• **WRITTEN EXERCISE**
Copy each of the following rows word for word, keeping every line as it appears.

• **INFORMATION GIVEN**
◇ ◇ ◇ ◇

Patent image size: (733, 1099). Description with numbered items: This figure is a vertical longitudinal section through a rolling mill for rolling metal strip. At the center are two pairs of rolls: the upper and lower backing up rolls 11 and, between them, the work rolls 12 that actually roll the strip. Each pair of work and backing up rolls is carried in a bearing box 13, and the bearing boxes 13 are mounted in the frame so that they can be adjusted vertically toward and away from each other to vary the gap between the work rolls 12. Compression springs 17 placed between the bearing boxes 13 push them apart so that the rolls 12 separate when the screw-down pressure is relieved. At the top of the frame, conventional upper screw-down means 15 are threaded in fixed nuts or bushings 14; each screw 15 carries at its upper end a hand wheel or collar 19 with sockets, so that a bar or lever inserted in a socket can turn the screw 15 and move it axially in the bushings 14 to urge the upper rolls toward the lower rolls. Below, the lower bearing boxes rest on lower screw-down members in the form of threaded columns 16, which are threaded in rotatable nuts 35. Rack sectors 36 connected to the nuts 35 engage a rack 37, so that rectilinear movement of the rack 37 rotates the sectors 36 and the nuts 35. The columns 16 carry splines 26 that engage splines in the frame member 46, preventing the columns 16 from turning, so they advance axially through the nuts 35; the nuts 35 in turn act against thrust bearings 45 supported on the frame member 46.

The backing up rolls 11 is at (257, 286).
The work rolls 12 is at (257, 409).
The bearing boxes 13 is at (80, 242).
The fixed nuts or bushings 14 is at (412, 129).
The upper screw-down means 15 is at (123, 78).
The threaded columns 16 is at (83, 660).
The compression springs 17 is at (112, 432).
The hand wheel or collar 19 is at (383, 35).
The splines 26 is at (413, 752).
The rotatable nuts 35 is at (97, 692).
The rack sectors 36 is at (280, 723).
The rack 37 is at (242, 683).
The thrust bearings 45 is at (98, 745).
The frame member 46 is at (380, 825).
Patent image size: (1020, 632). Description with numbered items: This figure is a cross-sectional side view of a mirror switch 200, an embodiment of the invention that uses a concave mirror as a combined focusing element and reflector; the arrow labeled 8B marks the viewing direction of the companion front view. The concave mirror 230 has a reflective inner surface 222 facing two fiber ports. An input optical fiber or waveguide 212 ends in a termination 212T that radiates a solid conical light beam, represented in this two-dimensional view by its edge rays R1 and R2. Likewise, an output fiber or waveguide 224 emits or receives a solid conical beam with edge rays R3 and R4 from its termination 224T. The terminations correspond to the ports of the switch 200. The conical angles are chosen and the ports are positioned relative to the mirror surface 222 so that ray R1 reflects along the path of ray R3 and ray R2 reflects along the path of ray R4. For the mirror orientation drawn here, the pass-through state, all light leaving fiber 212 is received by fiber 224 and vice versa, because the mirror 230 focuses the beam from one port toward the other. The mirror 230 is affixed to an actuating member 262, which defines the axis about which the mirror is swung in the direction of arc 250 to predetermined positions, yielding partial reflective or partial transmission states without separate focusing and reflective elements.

◇ ◇ ◇ ◇

• **PROBLEM SOLUTION**
Patent image size: (733, 1099). Description with numbered items: This figure is a vertical longitudinal section through a rolling mill for rolling metal strip. At the center are two pairs of rolls: the upper and lower backing up rolls 11 and, between them, the work rolls 12 that actually roll the strip. Each pair of work and backing up rolls is carried in a bearing box 13, and the bearing boxes 13 are mounted in the frame so that they can be adjusted vertically toward and away from each other to vary the gap between the work rolls 12. Compression springs 17 placed between the bearing boxes 13 push them apart so that the rolls 12 separate when the screw-down pressure is relieved. At the top of the frame, conventional upper screw-down means 15 are threaded in fixed nuts or bushings 14; each screw 15 carries at its upper end a hand wheel or collar 19 with sockets, so that a bar or lever inserted in a socket can turn the screw 15 and move it axially in the bushings 14 to urge the upper rolls toward the lower rolls. Below, the lower bearing boxes rest on lower screw-down members in the form of threaded columns 16, which are threaded in rotatable nuts 35. Rack sectors 36 connected to the nuts 35 engage a rack 37, so that rectilinear movement of the rack 37 rotates the sectors 36 and the nuts 35. The columns 16 carry splines 26 that engage splines in the frame member 46, preventing the columns 16 from turning, so they advance axially through the nuts 35; the nuts 35 in turn act against thrust bearings 45 supported on the frame member 46.

The backing up rolls 11 is at (257, 286).
The work rolls 12 is at (257, 409).
The bearing boxes 13 is at (80, 242).
The fixed nuts or bushings 14 is at (412, 129).
The upper screw-down means 15 is at (123, 78).
The threaded columns 16 is at (83, 660).
The compression springs 17 is at (112, 432).
The hand wheel or collar 19 is at (383, 35).
The splines 26 is at (413, 752).
The rotatable nuts 35 is at (97, 692).
The rack sectors 36 is at (280, 723).
The rack 37 is at (242, 683).
The thrust bearings 45 is at (98, 745).
The frame member 46 is at (380, 825).
Patent image size: (1020, 632). Description with numbered items: This figure is a cross-sectional side view of a mirror switch 200, an embodiment of the invention that uses a concave mirror as a combined focusing element and reflector; the arrow labeled 8B marks the viewing direction of the companion front view. The concave mirror 230 has a reflective inner surface 222 facing two fiber ports. An input optical fiber or waveguide 212 ends in a termination 212T that radiates a solid conical light beam, represented in this two-dimensional view by its edge rays R1 and R2. Likewise, an output fiber or waveguide 224 emits or receives a solid conical beam with edge rays R3 and R4 from its termination 224T. The terminations correspond to the ports of the switch 200. The conical angles are chosen and the ports are positioned relative to the mirror surface 222 so that ray R1 reflects along the path of ray R3 and ray R2 reflects along the path of ray R4. For the mirror orientation drawn here, the pass-through state, all light leaving fiber 212 is received by fiber 224 and vice versa, because the mirror 230 focuses the beam from one port toward the other. The mirror 230 is affixed to an actuating member 262, which defines the axis about which the mirror is swung in the direction of arc 250 to predetermined positions, yielding partial reflective or partial transmission states without separate focusing and reflective elements.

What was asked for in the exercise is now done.